### Given instruction
All entries must be extracted exactly, with nothing added or dropped.

(begin)

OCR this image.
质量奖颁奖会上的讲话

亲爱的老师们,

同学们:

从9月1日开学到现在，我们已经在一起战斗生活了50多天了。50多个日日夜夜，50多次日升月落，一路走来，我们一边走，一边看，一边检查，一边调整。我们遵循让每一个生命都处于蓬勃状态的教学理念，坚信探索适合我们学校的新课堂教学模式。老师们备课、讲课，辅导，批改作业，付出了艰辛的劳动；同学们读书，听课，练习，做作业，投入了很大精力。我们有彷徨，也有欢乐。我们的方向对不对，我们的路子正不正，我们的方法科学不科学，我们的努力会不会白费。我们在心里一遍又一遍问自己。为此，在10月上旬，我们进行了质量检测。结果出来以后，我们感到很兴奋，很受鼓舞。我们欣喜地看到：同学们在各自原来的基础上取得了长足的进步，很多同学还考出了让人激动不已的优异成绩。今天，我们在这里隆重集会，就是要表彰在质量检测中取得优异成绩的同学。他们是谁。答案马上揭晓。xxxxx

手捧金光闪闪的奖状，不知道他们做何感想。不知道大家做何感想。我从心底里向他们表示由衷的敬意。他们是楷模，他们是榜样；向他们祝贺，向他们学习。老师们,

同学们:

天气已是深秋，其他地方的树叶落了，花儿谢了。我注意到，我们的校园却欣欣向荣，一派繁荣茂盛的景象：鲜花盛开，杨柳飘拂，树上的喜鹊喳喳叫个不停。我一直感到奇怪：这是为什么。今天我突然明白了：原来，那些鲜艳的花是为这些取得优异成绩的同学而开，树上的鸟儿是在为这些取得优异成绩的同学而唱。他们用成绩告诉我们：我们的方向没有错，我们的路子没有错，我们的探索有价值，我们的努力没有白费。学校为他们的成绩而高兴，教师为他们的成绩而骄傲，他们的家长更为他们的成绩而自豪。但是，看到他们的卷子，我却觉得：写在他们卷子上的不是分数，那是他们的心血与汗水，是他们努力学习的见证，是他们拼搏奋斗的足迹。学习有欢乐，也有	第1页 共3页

(end)

### Response to the task
OCR this image.
质量奖颁奖会上的讲话

亲爱的老师们,

同学们:

从9月1日开学到现在，我们已经在一起战斗生活了50多天了。50多个日日夜夜，50多次日升月落，一路走来，我们一边走，一边看，一边检查，一边调整。我们遵循让每一个生命都处于蓬勃状态的教学理念，坚信探索适合我们学校的新课堂教学模式。老师们备课、讲课，辅导，批改作业，付出了艰辛的劳动；同学们读书，听课，练习，做作业，投入了很大精力。我们有彷徨，也有欢乐。我们的方向对不对，我们的路子正不正，我们的方法科学不科学，我们的努力会不会白费。我们在心里一遍又一遍问自己。为此，在10月上旬，我们进行了质量检测。结果出来以后，我们感到很兴奋，很受鼓舞。我们欣喜地看到：同学们在各自原来的基础上取得了长足的进步，很多同学还考出了让人激动不已的优异成绩。今天，我们在这里隆重集会，就是要表彰在质量检测中取得优异成绩的同学。他们是谁。答案马上揭晓。xxxxx

手捧金光闪闪的奖状，不知道他们做何感想。不知道大家做何感想。我从心底里向他们表示由衷的敬意。他们是楷模，他们是榜样；向他们祝贺，向他们学习。老师们,

同学们:

天气已是深秋，其他地方的树叶落了，花儿谢了。我注意到，我们的校园却欣欣向荣，一派繁荣茂盛的景象：鲜花盛开，杨柳飘拂，树上的喜鹊喳喳叫个不停。我一直感到奇怪：这是为什么。今天我突然明白了：原来，那些鲜艳的花是为这些取得优异成绩的同学而开，树上的鸟儿是在为这些取得优异成绩的同学而唱。他们用成绩告诉我们：我们的方向没有错，我们的路子没有错，我们的探索有价值，我们的努力没有白费。学校为他们的成绩而高兴，教师为他们的成绩而骄傲，他们的家长更为他们的成绩而自豪。但是，看到他们的卷子，我却觉得：写在他们卷子上的不是分数，那是他们的心血与汗水，是他们努力学习的见证，是他们拼搏奋斗的足迹。学习有欢乐，也有	第1页 共3页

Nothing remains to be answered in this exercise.